> **Instructions for the task**
Count lines holding the string "JSON" in the data that follows. Reply with one number only.

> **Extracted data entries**
/---
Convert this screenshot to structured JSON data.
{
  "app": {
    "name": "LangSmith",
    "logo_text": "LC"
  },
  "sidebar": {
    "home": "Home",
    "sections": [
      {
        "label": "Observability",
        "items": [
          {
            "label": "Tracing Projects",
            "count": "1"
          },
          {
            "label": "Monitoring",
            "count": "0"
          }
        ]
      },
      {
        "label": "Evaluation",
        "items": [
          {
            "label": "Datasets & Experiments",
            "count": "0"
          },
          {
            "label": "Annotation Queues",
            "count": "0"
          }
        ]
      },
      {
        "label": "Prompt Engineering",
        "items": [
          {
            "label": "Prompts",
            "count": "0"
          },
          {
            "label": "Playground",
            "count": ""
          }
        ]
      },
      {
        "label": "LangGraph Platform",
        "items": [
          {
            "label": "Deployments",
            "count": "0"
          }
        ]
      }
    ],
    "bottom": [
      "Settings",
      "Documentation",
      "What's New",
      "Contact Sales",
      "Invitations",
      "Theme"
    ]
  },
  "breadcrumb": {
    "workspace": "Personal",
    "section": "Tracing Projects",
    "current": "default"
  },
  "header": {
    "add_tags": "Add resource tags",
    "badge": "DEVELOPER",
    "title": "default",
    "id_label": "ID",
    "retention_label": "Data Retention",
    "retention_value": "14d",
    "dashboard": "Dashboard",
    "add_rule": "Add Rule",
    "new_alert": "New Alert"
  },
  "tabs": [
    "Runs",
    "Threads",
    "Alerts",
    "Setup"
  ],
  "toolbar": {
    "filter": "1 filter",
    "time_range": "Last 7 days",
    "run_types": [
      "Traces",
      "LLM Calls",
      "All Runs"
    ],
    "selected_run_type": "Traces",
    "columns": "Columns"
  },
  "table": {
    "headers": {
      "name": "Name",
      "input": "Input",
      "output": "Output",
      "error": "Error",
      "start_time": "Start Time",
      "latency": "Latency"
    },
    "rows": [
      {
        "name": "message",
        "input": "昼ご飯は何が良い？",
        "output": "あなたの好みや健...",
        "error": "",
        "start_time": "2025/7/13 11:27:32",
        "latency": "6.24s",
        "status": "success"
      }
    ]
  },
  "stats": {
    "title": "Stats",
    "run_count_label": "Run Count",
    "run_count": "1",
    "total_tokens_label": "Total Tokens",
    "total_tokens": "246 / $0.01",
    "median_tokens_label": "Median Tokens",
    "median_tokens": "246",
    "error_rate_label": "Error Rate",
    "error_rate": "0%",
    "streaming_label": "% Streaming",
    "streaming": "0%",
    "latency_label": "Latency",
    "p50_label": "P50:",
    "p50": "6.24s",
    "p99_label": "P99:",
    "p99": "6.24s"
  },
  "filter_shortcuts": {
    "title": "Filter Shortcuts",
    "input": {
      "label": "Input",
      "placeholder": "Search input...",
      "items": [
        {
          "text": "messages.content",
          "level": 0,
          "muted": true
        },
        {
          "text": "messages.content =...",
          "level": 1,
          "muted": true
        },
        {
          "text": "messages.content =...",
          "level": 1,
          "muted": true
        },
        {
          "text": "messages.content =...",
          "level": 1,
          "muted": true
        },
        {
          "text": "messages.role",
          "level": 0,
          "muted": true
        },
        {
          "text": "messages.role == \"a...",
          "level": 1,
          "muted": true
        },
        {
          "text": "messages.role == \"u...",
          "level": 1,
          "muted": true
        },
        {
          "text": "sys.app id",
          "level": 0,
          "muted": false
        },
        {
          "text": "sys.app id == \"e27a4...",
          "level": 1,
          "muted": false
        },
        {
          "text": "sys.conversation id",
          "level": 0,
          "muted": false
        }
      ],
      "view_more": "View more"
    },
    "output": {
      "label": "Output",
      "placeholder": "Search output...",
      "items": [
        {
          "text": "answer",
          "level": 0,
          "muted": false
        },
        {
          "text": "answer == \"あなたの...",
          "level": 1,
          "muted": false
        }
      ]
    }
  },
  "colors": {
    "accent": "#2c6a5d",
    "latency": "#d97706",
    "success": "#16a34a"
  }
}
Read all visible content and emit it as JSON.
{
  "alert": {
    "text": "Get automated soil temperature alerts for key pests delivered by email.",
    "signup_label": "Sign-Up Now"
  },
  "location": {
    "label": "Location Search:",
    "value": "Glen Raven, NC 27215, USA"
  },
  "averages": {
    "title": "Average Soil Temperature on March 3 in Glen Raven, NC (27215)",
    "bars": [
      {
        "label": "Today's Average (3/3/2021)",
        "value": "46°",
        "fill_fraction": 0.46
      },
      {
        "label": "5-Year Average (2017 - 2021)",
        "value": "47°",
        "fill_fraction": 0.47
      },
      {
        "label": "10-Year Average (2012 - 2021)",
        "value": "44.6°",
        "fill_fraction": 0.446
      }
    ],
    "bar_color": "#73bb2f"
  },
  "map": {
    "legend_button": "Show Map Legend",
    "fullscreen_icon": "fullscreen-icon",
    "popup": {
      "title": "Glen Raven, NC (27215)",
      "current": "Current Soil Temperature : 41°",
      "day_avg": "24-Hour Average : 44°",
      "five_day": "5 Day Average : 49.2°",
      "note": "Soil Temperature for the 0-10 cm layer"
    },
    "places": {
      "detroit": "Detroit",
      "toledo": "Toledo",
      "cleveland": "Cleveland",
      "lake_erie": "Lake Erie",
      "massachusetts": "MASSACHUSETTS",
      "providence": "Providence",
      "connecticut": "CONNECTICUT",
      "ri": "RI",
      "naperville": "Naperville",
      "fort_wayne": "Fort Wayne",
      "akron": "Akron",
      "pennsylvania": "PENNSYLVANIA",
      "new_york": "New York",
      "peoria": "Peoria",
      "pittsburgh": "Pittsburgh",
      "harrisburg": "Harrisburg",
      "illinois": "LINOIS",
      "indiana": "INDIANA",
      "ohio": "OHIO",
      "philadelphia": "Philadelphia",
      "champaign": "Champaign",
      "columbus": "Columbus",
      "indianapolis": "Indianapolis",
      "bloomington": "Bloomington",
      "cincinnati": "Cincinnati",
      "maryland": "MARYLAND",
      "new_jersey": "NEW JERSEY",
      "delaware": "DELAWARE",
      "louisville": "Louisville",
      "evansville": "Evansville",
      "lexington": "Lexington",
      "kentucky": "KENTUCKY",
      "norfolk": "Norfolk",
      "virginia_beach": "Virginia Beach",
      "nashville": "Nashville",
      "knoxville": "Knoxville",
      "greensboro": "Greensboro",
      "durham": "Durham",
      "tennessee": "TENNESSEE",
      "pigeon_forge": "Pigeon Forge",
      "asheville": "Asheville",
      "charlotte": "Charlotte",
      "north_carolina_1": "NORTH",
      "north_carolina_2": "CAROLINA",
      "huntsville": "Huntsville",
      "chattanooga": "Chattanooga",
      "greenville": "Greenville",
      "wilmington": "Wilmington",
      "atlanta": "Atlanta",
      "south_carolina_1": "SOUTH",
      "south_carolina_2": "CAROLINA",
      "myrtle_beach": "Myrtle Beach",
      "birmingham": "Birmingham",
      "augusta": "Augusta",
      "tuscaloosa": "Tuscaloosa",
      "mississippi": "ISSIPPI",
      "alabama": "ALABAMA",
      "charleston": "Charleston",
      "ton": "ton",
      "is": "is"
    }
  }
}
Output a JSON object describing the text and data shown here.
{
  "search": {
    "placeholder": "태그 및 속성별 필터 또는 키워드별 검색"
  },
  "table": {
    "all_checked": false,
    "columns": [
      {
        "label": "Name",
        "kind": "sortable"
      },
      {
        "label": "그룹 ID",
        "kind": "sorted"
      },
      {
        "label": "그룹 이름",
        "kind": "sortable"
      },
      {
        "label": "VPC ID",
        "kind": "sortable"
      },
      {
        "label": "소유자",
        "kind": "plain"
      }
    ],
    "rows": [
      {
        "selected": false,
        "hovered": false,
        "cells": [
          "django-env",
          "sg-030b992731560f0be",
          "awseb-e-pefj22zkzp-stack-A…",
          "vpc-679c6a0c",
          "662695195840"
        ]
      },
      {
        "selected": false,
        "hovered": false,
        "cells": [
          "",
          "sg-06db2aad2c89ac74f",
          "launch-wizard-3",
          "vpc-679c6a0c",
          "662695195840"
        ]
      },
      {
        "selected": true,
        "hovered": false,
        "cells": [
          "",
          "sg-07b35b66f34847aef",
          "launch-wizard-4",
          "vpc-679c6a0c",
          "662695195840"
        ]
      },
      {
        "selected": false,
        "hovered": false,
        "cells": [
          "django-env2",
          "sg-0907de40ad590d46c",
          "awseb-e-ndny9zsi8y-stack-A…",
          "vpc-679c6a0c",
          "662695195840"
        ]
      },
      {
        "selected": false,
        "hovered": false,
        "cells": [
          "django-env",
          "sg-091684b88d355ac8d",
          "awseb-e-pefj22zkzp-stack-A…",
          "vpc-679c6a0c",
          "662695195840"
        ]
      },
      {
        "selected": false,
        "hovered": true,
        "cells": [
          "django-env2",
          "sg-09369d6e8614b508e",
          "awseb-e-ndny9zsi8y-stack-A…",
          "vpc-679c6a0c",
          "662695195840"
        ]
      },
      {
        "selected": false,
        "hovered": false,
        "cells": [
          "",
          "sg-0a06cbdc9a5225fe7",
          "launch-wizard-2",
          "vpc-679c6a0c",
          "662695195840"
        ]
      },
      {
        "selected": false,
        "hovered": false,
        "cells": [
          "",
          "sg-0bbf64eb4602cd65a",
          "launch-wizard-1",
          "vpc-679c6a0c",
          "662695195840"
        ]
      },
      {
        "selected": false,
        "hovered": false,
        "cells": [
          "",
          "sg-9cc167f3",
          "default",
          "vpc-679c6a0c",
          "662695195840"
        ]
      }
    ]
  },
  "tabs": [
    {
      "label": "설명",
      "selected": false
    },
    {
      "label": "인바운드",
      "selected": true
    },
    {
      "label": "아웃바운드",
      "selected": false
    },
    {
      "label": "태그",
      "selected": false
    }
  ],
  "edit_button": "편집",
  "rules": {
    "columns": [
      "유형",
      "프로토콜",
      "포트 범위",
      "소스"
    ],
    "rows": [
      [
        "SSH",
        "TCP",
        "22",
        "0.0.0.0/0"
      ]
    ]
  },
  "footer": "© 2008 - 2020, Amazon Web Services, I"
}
\---
> **Full output**
3